====== Data extract ======

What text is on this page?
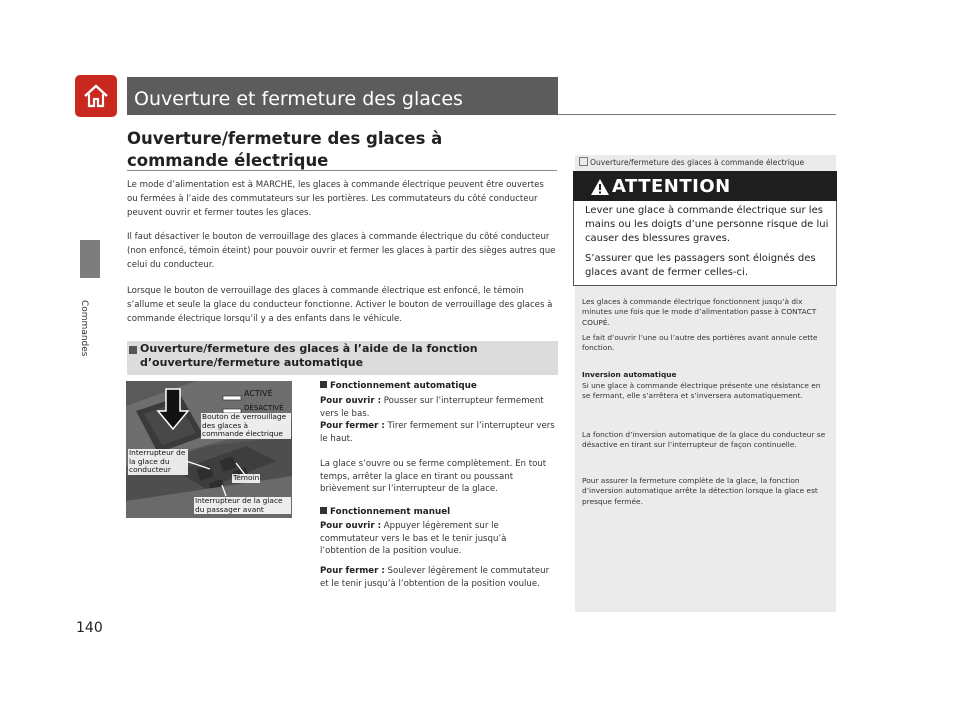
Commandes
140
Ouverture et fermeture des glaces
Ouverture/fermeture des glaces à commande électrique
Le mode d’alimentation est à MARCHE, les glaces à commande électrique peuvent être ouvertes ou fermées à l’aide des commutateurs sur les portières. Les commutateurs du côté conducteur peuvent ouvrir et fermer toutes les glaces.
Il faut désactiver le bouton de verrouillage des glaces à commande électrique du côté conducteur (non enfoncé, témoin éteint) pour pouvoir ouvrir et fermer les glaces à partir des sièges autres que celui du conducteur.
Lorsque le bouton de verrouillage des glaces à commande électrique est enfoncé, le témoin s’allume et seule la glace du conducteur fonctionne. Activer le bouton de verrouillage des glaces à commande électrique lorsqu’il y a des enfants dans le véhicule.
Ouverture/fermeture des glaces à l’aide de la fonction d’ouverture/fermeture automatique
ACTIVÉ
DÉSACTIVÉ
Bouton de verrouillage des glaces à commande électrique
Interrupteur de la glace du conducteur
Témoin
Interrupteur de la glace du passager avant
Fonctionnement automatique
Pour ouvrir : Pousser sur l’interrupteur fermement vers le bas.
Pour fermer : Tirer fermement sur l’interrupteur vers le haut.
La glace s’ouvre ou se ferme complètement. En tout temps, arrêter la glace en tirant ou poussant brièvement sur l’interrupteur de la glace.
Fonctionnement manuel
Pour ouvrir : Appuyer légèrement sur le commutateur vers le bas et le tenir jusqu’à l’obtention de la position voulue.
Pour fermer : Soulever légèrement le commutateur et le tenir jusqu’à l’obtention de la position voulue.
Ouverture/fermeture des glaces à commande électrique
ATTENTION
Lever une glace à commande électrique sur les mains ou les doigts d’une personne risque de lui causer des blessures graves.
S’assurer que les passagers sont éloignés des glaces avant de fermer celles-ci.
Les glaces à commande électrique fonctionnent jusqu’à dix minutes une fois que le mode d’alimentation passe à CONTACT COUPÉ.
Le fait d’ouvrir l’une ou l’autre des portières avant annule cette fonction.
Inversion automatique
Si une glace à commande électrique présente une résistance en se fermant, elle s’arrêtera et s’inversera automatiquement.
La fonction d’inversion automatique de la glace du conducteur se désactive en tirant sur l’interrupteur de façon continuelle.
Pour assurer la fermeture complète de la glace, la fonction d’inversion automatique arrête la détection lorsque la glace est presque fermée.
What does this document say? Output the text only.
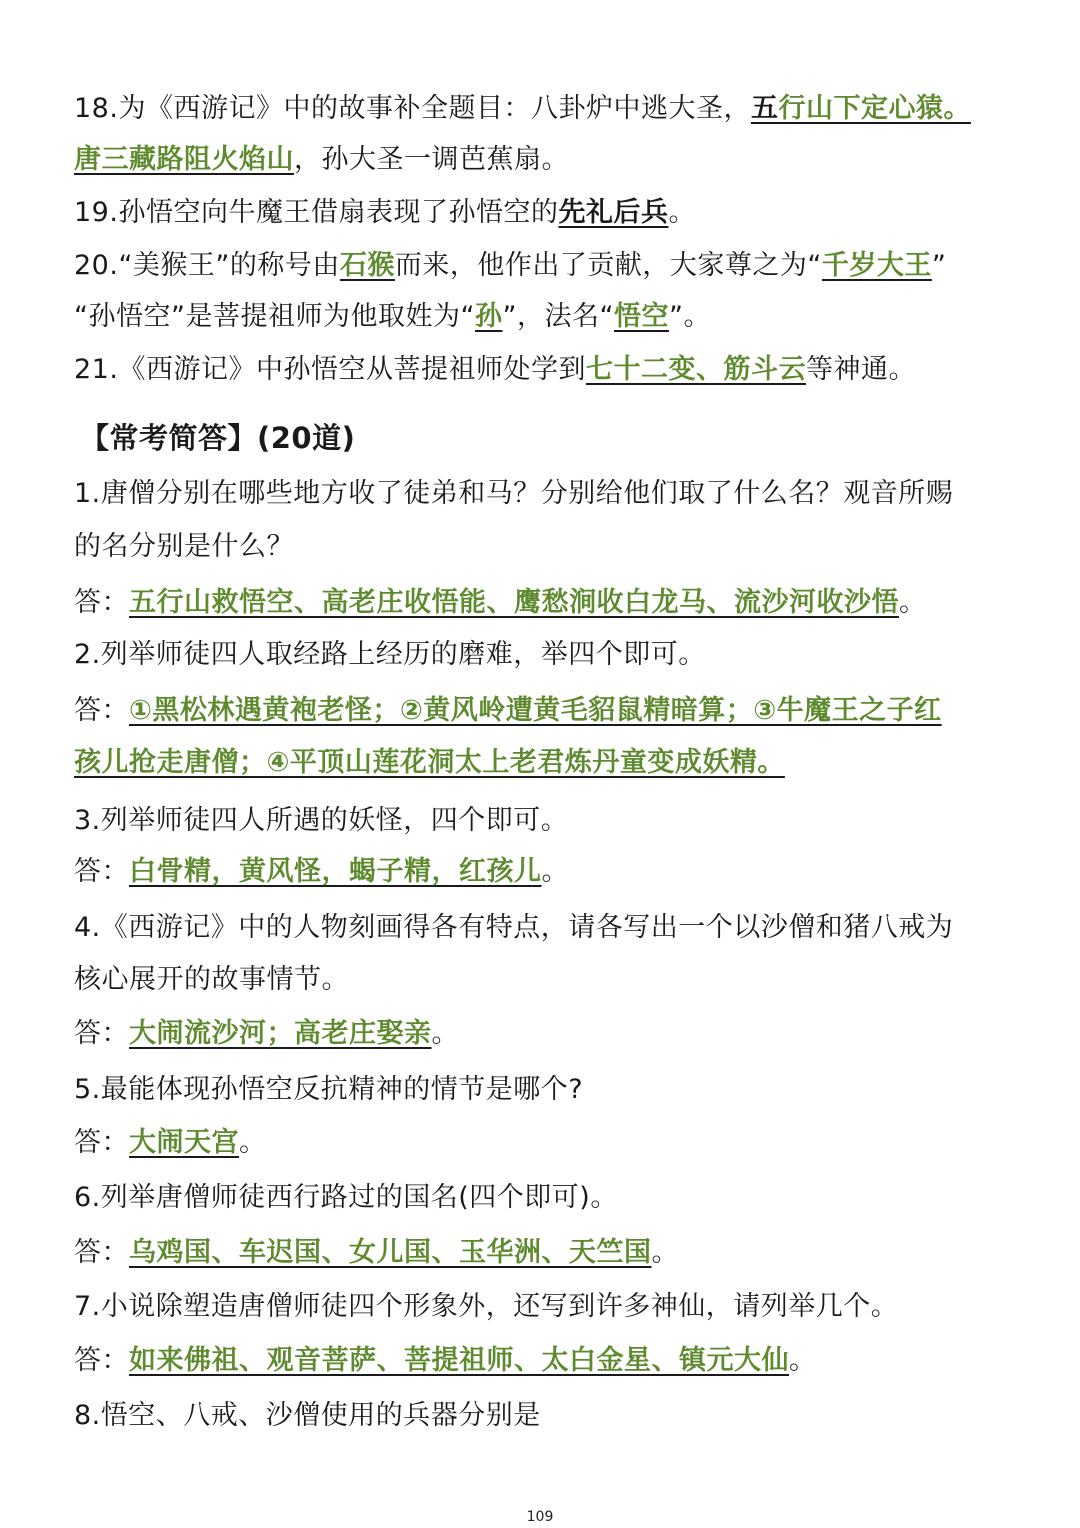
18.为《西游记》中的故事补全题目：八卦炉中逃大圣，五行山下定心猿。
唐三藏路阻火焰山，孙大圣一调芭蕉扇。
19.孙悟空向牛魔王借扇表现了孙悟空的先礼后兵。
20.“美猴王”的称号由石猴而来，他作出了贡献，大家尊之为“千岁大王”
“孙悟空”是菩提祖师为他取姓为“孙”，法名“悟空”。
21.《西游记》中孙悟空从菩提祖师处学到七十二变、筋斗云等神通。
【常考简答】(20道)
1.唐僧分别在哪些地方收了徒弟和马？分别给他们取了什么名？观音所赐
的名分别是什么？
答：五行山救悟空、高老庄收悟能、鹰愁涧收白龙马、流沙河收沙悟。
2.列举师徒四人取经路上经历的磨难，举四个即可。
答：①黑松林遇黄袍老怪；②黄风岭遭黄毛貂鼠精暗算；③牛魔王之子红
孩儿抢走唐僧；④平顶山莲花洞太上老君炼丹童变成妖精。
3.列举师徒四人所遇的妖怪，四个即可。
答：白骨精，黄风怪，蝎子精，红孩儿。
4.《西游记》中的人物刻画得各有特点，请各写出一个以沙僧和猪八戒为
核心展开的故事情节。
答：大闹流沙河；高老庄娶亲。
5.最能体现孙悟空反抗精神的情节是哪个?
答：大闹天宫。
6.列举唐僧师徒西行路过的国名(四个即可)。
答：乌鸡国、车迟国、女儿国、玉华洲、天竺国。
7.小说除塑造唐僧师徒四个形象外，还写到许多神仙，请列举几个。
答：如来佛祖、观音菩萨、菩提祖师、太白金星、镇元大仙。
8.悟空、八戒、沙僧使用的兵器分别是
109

======

* _Exercise requirements_
Where a line above contains the string "position", copy that line.

* _Reply_
Pour ouvrir : Appuyer légèrement sur le commutateur vers le bas et le tenir jusqu’à l’obtention de la position voulue.
Pour fermer : Soulever légèrement le commutateur et le tenir jusqu’à l’obtention de la position voulue.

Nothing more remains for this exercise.